*AIM OF THE TASK:*
From the listing, collect all lines containing the word "name".

*RECORDS FOR PROCESSING:*
>> Begin

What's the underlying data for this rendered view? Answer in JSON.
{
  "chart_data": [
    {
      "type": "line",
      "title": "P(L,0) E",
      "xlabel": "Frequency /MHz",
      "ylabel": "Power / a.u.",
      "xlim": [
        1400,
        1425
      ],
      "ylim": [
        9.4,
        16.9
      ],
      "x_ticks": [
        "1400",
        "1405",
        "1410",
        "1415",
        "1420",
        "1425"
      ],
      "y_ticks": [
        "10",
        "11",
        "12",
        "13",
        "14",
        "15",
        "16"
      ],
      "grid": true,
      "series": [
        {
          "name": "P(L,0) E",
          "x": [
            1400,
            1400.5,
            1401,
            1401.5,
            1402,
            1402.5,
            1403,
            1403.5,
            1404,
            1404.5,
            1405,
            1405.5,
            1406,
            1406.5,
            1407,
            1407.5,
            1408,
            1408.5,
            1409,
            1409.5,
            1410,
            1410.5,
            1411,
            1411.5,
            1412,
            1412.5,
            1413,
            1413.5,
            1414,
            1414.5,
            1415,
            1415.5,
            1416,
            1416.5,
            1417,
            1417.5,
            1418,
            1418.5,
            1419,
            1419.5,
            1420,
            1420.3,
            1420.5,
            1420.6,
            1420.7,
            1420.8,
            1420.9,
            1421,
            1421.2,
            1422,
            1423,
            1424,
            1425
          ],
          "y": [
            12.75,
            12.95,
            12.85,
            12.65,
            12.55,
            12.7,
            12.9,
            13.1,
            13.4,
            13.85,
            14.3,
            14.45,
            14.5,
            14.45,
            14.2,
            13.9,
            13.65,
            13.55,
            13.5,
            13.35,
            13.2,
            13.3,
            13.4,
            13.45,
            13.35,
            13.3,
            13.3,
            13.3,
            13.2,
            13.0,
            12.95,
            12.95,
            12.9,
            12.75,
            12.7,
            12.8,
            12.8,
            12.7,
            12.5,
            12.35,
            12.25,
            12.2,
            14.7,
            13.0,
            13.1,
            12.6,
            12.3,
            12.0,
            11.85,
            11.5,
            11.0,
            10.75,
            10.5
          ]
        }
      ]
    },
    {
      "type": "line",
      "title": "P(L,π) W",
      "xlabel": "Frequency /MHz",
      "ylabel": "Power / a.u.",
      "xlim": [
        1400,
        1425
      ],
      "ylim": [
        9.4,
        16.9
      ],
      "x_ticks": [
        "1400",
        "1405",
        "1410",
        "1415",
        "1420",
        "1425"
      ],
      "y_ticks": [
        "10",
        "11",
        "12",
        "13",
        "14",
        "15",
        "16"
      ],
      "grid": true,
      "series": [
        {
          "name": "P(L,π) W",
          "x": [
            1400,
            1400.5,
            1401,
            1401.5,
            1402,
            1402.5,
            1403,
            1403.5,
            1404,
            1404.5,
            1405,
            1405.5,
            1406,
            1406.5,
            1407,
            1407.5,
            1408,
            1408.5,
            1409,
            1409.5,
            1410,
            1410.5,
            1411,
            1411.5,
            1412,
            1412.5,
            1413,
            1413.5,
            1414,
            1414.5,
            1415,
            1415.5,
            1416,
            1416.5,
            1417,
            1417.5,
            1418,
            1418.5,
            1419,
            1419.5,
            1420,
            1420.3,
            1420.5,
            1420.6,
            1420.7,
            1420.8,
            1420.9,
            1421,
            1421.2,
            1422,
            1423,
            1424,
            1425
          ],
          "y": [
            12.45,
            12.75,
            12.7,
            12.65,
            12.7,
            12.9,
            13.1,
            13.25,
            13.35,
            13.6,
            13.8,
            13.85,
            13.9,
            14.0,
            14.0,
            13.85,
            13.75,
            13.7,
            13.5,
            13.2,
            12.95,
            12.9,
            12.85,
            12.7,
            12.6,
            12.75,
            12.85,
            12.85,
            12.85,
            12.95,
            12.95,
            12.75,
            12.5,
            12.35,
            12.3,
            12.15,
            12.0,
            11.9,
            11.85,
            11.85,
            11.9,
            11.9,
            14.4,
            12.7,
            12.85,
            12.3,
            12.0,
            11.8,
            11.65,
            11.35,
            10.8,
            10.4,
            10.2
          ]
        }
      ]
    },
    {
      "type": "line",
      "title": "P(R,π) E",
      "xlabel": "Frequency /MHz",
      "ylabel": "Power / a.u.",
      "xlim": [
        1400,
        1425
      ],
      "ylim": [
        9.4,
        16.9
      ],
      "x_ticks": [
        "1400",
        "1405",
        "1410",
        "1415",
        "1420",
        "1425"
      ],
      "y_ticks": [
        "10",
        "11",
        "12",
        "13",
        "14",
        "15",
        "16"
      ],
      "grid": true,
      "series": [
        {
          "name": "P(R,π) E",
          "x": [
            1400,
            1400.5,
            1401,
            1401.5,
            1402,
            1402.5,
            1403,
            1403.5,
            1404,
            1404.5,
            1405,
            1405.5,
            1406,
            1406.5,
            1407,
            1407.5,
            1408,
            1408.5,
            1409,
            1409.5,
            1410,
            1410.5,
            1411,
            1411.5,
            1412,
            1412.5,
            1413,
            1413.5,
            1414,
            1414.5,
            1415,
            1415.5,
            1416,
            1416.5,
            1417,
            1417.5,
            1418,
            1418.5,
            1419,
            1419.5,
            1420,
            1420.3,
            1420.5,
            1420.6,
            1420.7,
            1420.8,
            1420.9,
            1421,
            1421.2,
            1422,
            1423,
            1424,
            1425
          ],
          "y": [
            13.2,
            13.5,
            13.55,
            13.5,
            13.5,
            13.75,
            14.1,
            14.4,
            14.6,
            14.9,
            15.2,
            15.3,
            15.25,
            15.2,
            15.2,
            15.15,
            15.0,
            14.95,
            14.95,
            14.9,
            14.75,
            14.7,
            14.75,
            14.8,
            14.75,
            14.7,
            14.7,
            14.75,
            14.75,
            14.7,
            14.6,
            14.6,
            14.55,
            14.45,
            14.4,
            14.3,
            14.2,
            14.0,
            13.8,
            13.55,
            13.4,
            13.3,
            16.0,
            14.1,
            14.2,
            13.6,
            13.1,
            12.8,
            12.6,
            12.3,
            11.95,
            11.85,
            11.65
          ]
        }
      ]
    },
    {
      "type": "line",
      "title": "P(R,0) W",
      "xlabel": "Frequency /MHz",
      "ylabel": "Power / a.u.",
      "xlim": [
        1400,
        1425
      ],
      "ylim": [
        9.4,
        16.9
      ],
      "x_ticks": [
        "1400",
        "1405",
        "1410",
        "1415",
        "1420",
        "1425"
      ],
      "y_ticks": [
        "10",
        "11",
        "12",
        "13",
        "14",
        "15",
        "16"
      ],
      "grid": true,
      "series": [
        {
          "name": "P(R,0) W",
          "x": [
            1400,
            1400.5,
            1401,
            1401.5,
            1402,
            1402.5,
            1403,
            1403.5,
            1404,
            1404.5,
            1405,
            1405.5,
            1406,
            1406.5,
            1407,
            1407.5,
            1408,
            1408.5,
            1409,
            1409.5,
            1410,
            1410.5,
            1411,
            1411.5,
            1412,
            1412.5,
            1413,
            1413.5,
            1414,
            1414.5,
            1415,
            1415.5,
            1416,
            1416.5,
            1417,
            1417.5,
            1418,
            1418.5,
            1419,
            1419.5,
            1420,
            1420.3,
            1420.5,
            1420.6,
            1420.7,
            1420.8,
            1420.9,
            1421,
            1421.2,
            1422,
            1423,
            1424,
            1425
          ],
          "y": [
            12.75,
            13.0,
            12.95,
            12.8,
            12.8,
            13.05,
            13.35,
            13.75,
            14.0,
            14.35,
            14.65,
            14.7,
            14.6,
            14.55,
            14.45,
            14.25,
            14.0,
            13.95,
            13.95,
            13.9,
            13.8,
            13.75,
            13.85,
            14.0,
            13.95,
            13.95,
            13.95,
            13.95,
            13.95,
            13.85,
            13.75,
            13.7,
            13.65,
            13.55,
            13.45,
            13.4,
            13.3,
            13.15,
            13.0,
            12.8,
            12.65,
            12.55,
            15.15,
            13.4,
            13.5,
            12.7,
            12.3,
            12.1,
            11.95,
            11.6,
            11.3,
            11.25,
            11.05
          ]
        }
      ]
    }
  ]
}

>> End

*REPLY:*
          "name": "P(L,0) E",
          "name": "P(L,π) W",
          "name": "P(R,π) E",
          "name": "P(R,0) W",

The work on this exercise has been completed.